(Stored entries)

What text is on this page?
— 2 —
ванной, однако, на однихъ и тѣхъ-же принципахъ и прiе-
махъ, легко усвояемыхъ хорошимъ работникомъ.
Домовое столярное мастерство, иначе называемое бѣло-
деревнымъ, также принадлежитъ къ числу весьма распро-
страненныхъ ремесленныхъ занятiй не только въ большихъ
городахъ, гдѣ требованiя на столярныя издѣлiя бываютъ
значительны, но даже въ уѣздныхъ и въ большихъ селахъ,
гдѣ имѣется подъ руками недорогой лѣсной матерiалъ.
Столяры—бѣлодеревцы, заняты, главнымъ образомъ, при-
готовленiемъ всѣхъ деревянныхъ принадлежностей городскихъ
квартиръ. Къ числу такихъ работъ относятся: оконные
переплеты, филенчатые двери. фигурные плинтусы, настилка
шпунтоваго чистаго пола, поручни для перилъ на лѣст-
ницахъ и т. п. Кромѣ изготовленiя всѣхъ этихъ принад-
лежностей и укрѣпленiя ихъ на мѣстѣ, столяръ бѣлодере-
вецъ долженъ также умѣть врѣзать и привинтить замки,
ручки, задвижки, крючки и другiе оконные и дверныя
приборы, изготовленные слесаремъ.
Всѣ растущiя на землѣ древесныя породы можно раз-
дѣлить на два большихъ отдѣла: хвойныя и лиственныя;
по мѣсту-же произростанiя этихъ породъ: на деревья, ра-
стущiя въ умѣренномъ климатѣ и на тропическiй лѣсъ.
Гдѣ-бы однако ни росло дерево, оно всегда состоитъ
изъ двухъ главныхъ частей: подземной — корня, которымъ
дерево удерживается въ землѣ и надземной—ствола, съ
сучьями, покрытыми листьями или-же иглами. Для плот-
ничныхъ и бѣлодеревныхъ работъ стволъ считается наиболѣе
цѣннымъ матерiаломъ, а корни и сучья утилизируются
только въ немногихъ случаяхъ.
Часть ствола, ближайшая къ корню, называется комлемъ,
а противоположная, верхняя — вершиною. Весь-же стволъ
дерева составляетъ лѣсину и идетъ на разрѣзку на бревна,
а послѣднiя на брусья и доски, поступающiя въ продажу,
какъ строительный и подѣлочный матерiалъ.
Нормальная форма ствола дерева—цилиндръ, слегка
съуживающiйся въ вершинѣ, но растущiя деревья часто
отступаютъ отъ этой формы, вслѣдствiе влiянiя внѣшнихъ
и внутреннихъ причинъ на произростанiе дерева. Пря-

Task brief:
Find and copy every line in the entries above where the string "большихъ" occurs.

Exercise answer:
страненныхъ ремесленныхъ занятiй не только въ большихъ
значительны, но даже въ уѣздныхъ и въ большихъ селахъ,
дѣлить на два большихъ отдѣла: хвойныя и лиственныя;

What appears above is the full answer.